→ GOAL OF THE EXERCISE
Output the material below in full, exactly as it is.

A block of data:
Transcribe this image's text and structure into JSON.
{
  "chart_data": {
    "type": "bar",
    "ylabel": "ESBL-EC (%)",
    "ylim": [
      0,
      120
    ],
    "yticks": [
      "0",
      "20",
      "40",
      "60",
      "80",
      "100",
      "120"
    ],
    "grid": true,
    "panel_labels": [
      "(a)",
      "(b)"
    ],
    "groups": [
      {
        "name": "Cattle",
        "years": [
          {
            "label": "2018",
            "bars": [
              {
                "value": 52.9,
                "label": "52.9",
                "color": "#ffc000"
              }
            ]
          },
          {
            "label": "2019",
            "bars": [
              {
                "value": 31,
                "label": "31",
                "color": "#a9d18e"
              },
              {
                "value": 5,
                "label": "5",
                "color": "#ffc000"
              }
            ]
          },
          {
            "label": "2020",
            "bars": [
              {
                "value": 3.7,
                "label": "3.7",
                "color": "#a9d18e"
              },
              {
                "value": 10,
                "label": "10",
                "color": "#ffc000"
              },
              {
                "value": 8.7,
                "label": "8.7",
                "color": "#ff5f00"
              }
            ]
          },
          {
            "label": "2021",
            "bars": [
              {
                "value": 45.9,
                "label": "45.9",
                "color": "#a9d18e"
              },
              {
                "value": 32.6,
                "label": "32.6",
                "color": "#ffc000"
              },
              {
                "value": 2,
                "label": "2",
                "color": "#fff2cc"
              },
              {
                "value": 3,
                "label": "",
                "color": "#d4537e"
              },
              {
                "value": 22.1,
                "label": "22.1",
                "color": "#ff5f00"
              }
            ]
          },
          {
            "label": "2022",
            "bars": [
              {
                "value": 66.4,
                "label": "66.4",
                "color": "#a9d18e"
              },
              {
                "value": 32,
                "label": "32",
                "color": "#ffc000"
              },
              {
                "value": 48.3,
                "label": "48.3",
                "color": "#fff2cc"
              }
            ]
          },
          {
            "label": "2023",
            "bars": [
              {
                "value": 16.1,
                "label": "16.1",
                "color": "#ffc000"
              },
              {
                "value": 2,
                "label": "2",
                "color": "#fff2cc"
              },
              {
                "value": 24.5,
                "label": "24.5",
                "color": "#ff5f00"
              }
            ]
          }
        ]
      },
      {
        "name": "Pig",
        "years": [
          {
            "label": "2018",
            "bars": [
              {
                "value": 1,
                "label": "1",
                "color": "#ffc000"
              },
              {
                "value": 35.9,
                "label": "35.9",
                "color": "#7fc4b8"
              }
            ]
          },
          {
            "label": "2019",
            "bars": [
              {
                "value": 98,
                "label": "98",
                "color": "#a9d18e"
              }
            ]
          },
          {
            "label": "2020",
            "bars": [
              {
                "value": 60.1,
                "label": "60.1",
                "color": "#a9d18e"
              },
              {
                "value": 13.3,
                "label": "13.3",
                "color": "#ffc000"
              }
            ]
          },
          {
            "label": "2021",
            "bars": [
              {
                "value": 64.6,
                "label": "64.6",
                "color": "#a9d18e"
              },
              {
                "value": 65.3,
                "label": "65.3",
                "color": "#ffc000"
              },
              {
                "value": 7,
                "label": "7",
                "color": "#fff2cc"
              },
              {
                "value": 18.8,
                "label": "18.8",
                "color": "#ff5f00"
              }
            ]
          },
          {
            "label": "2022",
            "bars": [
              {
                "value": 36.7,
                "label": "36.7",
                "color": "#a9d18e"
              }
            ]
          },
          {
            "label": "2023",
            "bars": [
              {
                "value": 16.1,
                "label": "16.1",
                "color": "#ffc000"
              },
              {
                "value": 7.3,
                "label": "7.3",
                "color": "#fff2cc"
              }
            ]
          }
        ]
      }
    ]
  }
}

→ IN RESPONSE
Transcribe this image's text and structure into JSON.
{
  "chart_data": {
    "type": "bar",
    "ylabel": "ESBL-EC (%)",
    "ylim": [
      0,
      120
    ],
    "yticks": [
      "0",
      "20",
      "40",
      "60",
      "80",
      "100",
      "120"
    ],
    "grid": true,
    "panel_labels": [
      "(a)",
      "(b)"
    ],
    "groups": [
      {
        "name": "Cattle",
        "years": [
          {
            "label": "2018",
            "bars": [
              {
                "value": 52.9,
                "label": "52.9",
                "color": "#ffc000"
              }
            ]
          },
          {
            "label": "2019",
            "bars": [
              {
                "value": 31,
                "label": "31",
                "color": "#a9d18e"
              },
              {
                "value": 5,
                "label": "5",
                "color": "#ffc000"
              }
            ]
          },
          {
            "label": "2020",
            "bars": [
              {
                "value": 3.7,
                "label": "3.7",
                "color": "#a9d18e"
              },
              {
                "value": 10,
                "label": "10",
                "color": "#ffc000"
              },
              {
                "value": 8.7,
                "label": "8.7",
                "color": "#ff5f00"
              }
            ]
          },
          {
            "label": "2021",
            "bars": [
              {
                "value": 45.9,
                "label": "45.9",
                "color": "#a9d18e"
              },
              {
                "value": 32.6,
                "label": "32.6",
                "color": "#ffc000"
              },
              {
                "value": 2,
                "label": "2",
                "color": "#fff2cc"
              },
              {
                "value": 3,
                "label": "",
                "color": "#d4537e"
              },
              {
                "value": 22.1,
                "label": "22.1",
                "color": "#ff5f00"
              }
            ]
          },
          {
            "label": "2022",
            "bars": [
              {
                "value": 66.4,
                "label": "66.4",
                "color": "#a9d18e"
              },
              {
                "value": 32,
                "label": "32",
                "color": "#ffc000"
              },
              {
                "value": 48.3,
                "label": "48.3",
                "color": "#fff2cc"
              }
            ]
          },
          {
            "label": "2023",
            "bars": [
              {
                "value": 16.1,
                "label": "16.1",
                "color": "#ffc000"
              },
              {
                "value": 2,
                "label": "2",
                "color": "#fff2cc"
              },
              {
                "value": 24.5,
                "label": "24.5",
                "color": "#ff5f00"
              }
            ]
          }
        ]
      },
      {
        "name": "Pig",
        "years": [
          {
            "label": "2018",
            "bars": [
              {
                "value": 1,
                "label": "1",
                "color": "#ffc000"
              },
              {
                "value": 35.9,
                "label": "35.9",
                "color": "#7fc4b8"
              }
            ]
          },
          {
            "label": "2019",
            "bars": [
              {
                "value": 98,
                "label": "98",
                "color": "#a9d18e"
              }
            ]
          },
          {
            "label": "2020",
            "bars": [
              {
                "value": 60.1,
                "label": "60.1",
                "color": "#a9d18e"
              },
              {
                "value": 13.3,
                "label": "13.3",
                "color": "#ffc000"
              }
            ]
          },
          {
            "label": "2021",
            "bars": [
              {
                "value": 64.6,
                "label": "64.6",
                "color": "#a9d18e"
              },
              {
                "value": 65.3,
                "label": "65.3",
                "color": "#ffc000"
              },
              {
                "value": 7,
                "label": "7",
                "color": "#fff2cc"
              },
              {
                "value": 18.8,
                "label": "18.8",
                "color": "#ff5f00"
              }
            ]
          },
          {
            "label": "2022",
            "bars": [
              {
                "value": 36.7,
                "label": "36.7",
                "color": "#a9d18e"
              }
            ]
          },
          {
            "label": "2023",
            "bars": [
              {
                "value": 16.1,
                "label": "16.1",
                "color": "#ffc000"
              },
              {
                "value": 7.3,
                "label": "7.3",
                "color": "#fff2cc"
              }
            ]
          }
        ]
      }
    ]
  }
}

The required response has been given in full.